YOUR GOAL: Run through the records and, wherever a line holds the word "used", return that line.

DATA SHOWN:
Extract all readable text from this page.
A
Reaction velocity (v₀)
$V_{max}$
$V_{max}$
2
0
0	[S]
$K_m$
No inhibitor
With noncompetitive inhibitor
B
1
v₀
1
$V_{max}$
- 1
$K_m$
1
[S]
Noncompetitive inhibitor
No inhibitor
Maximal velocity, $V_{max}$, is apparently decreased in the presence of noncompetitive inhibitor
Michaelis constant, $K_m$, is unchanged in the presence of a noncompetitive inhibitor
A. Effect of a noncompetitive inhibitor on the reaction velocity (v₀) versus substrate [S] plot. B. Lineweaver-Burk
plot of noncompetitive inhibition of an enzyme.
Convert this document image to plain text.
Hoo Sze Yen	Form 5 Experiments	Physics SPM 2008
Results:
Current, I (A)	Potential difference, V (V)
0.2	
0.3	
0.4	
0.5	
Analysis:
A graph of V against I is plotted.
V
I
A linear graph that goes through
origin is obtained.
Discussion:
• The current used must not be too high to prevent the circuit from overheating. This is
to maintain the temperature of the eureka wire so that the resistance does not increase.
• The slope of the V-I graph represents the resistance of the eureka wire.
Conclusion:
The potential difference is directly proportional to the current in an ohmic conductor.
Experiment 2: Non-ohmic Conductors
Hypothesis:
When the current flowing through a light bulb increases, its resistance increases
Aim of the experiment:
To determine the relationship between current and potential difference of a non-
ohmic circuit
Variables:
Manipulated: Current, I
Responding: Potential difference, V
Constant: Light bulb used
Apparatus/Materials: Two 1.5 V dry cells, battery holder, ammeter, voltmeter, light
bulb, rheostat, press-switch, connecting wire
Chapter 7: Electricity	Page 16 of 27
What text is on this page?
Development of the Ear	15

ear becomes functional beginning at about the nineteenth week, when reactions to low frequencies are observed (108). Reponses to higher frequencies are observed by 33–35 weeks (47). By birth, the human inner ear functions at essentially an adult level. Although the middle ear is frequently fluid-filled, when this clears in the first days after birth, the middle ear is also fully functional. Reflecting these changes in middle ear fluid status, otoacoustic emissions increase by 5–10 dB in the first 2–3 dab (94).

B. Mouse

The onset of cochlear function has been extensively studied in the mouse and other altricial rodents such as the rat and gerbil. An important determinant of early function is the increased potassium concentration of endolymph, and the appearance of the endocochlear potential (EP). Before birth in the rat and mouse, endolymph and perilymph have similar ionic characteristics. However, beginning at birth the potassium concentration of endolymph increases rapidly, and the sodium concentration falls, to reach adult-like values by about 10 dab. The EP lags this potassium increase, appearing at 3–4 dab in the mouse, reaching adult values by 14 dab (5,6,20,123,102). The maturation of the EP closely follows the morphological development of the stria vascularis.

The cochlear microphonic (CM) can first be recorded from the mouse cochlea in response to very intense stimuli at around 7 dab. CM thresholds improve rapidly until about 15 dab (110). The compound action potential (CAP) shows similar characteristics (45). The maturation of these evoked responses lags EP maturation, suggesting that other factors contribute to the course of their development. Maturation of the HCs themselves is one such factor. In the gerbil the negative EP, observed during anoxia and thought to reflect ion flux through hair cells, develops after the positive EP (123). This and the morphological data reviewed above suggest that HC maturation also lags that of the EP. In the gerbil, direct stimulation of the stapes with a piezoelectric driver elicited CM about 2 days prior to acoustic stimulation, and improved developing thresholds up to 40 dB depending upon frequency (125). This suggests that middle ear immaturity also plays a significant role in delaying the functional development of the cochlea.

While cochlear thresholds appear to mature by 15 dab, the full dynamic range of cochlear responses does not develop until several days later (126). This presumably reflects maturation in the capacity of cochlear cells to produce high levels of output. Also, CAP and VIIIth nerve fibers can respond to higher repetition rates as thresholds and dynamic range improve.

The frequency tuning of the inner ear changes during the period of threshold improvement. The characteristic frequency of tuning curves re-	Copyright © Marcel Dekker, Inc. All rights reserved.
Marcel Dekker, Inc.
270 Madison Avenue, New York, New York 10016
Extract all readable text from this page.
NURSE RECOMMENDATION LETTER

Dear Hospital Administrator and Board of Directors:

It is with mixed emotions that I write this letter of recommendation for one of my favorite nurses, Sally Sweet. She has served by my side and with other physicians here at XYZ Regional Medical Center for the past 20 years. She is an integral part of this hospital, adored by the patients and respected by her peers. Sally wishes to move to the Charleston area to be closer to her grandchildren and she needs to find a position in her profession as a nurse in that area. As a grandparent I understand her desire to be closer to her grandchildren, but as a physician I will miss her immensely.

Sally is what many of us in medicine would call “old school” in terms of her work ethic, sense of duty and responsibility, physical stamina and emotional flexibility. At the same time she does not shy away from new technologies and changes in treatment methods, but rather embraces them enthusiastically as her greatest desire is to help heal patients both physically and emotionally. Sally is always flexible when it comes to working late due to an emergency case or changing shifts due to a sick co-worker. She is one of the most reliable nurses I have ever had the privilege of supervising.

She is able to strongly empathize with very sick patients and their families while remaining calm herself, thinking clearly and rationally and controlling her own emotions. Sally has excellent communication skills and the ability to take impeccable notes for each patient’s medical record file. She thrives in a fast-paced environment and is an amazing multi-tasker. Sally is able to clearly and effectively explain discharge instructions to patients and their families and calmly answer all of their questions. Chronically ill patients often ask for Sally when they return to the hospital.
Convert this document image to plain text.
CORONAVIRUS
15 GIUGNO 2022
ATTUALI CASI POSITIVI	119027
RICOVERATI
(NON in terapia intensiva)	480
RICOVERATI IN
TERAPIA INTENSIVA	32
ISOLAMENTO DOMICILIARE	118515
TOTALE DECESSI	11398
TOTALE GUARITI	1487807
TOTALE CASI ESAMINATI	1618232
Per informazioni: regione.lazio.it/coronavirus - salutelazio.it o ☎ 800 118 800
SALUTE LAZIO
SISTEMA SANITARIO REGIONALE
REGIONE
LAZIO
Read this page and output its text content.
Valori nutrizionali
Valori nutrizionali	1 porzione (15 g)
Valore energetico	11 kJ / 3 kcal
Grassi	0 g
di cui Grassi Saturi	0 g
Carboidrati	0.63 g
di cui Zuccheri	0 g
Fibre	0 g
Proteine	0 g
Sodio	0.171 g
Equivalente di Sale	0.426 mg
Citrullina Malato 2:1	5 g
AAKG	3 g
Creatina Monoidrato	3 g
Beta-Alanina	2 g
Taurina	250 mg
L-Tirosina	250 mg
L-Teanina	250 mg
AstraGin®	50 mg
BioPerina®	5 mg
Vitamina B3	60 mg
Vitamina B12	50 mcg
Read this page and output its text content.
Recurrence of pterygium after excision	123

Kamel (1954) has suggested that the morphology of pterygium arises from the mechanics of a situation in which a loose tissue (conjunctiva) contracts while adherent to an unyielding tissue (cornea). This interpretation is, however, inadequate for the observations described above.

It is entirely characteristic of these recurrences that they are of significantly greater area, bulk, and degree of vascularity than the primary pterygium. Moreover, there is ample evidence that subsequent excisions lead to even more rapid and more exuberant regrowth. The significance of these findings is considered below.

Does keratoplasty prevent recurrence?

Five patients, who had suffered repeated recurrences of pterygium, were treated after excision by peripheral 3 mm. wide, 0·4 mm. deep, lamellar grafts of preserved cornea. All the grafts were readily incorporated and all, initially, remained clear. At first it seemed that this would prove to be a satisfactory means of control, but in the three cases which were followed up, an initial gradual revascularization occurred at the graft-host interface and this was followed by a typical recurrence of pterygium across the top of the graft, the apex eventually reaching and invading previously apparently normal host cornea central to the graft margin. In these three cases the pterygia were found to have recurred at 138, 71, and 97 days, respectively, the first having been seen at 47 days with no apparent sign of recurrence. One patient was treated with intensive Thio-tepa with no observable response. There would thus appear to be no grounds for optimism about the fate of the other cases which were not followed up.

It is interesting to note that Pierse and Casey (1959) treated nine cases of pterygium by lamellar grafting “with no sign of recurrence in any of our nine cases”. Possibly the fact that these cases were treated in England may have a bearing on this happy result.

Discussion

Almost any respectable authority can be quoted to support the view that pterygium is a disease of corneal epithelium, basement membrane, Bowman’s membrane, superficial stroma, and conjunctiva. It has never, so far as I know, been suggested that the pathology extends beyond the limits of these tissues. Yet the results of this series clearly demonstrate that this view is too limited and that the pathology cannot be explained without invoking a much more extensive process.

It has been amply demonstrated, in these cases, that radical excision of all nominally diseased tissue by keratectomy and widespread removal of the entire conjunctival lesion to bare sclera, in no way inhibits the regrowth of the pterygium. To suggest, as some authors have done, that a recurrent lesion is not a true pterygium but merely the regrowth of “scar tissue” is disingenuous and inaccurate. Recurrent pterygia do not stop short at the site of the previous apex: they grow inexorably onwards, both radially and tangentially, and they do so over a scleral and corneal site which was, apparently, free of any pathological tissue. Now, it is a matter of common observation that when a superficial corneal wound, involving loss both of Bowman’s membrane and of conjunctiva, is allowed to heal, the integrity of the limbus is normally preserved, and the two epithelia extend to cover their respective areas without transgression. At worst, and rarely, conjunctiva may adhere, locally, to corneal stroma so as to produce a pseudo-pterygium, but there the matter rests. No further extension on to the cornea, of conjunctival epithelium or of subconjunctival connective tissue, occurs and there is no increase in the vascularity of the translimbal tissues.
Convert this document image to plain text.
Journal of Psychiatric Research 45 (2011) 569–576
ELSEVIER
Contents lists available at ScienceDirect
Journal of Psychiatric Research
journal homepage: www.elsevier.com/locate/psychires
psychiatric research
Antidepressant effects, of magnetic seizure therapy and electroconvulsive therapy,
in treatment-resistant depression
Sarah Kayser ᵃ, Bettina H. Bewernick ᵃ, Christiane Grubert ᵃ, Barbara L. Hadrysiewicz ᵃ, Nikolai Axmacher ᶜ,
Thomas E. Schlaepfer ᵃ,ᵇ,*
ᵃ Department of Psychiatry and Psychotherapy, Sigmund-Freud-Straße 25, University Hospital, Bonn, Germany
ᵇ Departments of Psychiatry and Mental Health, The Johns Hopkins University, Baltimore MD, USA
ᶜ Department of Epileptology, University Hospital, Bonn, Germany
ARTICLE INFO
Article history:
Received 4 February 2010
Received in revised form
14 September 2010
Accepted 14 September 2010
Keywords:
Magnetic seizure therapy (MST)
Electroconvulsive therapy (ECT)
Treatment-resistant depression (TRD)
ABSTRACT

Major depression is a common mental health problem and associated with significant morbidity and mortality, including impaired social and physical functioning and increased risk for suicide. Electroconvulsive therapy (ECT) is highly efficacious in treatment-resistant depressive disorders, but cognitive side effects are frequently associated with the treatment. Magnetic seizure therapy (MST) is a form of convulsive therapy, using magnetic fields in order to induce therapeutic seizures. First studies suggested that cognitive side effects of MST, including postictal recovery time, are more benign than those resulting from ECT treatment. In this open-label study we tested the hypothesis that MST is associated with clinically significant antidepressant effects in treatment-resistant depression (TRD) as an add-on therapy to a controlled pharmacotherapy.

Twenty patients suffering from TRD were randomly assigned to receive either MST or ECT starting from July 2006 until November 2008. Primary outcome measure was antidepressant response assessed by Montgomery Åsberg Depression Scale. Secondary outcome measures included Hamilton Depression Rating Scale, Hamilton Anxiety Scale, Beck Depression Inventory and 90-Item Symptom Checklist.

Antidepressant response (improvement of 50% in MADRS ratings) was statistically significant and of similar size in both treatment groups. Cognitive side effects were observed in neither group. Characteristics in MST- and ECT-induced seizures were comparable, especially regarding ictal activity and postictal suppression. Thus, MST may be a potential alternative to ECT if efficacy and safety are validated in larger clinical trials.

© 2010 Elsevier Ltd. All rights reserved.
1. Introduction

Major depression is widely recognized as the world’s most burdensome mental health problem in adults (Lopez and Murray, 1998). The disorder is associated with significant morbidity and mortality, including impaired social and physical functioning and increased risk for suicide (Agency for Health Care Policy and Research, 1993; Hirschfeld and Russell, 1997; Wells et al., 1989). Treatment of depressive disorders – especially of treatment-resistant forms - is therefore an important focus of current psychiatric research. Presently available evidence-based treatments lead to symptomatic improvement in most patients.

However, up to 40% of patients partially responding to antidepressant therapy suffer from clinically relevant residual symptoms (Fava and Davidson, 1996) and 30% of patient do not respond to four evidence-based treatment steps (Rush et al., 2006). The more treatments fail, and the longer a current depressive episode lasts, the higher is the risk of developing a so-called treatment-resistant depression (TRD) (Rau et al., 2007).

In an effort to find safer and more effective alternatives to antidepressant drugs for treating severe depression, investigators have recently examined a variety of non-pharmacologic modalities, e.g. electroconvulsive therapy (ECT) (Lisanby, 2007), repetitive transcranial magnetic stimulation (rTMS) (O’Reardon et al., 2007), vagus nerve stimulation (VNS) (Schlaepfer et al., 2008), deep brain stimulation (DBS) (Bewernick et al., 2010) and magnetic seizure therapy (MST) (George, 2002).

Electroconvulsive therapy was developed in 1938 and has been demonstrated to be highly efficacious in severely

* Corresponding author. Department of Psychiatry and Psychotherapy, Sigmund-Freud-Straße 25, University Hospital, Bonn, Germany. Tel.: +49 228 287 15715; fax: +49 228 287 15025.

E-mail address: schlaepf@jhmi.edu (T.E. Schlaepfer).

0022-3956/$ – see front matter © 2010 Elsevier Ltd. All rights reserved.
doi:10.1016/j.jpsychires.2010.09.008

RESPONSE AREA:
• The current used must not be too high to prevent the circuit from overheating. This is
Constant: Light bulb used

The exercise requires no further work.